Items:

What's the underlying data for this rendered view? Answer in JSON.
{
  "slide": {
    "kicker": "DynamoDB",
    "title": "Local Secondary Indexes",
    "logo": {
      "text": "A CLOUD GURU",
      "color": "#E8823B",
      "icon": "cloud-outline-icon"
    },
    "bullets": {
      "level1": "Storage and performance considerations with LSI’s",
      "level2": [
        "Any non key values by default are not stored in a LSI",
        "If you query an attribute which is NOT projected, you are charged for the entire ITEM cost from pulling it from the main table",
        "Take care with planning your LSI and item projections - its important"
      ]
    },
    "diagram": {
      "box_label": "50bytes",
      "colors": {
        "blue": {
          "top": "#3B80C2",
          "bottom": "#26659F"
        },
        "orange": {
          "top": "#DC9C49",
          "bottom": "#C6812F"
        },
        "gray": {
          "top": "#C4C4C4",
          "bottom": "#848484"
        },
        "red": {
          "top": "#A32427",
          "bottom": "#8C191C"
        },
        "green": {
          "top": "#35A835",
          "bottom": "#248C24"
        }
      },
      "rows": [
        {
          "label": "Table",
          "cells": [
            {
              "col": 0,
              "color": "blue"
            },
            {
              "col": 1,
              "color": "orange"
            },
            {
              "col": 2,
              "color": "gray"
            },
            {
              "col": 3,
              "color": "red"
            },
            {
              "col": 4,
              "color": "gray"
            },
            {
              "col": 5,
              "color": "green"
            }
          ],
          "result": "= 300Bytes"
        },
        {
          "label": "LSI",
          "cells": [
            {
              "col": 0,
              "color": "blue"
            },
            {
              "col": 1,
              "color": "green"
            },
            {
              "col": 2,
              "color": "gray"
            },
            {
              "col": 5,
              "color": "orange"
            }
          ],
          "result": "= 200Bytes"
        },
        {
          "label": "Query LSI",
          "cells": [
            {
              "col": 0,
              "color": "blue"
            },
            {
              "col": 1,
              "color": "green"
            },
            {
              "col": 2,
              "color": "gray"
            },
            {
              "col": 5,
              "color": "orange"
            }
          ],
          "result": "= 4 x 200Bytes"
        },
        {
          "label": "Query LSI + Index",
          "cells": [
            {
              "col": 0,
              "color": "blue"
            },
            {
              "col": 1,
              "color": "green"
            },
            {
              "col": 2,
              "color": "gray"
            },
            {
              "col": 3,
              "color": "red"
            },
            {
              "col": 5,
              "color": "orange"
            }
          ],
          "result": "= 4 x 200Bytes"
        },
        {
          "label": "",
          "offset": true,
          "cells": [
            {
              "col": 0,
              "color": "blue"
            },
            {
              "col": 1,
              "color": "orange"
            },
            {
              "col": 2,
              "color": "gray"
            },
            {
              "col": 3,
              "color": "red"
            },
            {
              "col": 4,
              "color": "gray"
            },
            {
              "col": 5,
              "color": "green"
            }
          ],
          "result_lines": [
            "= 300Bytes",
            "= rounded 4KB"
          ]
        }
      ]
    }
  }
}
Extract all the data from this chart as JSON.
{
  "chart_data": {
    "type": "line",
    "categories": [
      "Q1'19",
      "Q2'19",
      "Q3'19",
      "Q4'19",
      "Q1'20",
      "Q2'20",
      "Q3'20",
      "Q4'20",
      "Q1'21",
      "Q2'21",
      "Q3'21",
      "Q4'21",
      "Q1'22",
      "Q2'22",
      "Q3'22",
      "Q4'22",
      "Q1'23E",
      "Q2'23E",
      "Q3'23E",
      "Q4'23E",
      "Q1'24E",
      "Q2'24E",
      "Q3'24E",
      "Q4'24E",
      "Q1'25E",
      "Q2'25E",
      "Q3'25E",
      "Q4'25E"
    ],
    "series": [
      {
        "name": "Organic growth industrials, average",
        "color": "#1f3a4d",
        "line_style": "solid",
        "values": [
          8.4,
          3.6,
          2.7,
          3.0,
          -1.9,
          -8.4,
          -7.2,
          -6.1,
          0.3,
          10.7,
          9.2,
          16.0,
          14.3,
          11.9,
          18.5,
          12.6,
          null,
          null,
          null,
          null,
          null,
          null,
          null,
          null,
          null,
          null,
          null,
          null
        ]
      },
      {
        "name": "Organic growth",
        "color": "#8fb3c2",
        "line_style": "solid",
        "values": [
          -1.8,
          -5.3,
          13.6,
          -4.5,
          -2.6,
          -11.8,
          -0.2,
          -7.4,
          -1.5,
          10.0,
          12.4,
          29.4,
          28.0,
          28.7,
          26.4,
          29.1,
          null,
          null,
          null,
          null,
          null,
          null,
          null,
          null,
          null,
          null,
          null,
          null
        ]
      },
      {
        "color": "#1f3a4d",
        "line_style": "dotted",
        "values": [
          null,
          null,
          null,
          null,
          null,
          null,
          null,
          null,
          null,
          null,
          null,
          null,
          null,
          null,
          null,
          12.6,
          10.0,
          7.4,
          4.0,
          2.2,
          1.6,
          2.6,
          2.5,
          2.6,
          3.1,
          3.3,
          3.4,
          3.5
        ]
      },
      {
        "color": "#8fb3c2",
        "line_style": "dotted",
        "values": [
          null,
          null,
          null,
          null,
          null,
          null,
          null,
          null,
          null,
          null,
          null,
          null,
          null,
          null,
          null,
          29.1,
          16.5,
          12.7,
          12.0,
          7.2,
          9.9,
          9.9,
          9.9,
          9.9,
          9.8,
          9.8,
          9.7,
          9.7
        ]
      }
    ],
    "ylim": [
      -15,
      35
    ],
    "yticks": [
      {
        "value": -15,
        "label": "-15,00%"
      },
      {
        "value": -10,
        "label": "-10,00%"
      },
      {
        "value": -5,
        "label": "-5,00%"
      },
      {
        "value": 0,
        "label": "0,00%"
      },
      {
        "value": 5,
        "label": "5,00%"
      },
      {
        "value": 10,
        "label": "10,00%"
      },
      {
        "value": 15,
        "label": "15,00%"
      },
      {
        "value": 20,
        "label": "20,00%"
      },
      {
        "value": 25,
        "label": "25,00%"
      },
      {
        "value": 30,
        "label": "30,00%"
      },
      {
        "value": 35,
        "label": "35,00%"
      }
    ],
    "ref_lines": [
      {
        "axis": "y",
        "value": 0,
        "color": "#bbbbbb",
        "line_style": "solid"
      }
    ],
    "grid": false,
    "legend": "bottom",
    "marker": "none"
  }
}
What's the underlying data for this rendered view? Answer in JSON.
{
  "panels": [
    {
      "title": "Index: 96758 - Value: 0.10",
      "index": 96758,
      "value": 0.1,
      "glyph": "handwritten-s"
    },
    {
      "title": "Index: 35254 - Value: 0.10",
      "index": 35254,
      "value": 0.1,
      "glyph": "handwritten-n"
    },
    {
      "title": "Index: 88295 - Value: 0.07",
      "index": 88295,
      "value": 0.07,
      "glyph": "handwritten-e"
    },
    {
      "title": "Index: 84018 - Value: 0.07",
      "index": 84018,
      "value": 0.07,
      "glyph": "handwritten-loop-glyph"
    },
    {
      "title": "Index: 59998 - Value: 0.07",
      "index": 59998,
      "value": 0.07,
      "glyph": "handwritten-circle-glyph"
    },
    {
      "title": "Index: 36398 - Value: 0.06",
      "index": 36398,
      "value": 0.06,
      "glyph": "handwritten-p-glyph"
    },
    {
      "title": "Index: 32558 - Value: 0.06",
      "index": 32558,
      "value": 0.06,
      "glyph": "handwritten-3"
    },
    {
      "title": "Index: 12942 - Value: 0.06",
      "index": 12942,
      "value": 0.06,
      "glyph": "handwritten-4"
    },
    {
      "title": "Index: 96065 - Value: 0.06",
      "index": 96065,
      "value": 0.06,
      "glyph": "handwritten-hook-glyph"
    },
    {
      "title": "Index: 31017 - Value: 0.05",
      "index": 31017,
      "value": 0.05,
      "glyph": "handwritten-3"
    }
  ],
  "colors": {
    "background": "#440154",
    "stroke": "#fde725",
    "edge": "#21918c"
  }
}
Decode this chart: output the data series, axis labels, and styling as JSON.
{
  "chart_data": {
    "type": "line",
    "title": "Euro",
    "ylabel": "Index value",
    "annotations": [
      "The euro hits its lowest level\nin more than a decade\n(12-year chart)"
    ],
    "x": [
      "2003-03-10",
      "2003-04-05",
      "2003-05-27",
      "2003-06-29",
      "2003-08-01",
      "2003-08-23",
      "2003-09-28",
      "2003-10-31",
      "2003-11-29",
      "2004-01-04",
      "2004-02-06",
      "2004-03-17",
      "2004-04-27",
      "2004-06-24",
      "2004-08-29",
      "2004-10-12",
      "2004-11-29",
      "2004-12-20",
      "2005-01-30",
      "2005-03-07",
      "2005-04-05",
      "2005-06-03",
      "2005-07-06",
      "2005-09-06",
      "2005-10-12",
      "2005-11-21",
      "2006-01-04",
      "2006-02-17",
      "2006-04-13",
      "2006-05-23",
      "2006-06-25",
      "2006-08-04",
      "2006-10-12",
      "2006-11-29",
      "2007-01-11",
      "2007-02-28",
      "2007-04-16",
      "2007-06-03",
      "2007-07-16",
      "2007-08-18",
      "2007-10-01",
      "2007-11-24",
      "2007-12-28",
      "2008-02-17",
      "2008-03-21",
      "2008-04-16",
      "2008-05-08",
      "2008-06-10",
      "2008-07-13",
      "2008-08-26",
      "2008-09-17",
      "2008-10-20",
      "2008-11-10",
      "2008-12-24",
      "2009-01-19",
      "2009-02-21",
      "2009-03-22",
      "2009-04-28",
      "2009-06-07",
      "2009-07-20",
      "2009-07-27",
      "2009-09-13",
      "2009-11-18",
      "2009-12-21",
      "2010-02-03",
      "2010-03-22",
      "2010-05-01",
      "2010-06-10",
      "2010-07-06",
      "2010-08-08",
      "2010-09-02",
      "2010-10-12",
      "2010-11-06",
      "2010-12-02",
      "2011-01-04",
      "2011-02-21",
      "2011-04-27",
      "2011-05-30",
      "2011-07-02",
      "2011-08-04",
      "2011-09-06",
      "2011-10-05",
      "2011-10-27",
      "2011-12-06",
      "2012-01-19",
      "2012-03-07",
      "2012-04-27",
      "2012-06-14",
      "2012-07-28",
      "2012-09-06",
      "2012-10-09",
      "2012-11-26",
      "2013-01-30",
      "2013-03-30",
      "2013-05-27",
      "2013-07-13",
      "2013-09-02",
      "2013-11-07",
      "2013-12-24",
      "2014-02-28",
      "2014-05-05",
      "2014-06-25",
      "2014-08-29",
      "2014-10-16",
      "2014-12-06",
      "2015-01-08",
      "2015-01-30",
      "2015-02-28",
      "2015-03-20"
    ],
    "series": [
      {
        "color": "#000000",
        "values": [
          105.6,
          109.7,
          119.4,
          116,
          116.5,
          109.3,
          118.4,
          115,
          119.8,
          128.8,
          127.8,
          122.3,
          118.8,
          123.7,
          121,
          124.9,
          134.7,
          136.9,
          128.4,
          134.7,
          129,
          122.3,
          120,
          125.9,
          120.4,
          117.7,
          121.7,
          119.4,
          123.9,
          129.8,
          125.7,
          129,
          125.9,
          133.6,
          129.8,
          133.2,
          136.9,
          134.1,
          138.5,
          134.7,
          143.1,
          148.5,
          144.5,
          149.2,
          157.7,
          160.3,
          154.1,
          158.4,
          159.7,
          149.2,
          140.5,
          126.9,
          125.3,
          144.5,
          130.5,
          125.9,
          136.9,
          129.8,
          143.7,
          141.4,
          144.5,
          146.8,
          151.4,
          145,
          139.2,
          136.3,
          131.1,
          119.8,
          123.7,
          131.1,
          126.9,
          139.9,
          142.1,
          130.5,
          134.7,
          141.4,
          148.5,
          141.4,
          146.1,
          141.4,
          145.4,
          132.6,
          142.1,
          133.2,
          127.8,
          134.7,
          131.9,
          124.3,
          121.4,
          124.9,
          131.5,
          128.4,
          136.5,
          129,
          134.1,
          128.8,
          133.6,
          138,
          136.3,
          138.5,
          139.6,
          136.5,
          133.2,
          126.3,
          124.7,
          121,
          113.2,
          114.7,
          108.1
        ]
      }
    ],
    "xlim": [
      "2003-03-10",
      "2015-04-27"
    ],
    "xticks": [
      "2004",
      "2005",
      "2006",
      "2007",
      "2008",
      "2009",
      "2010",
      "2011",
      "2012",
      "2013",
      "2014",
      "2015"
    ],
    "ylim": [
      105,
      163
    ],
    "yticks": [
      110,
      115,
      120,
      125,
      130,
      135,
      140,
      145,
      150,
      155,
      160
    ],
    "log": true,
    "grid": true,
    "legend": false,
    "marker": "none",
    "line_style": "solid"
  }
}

Task to carry out: List every line above containing the word "bottom".

Written solution:
          "bottom": "#26659F"
          "bottom": "#C6812F"
          "bottom": "#848484"
          "bottom": "#8C191C"
          "bottom": "#248C24"
    "legend": "bottom",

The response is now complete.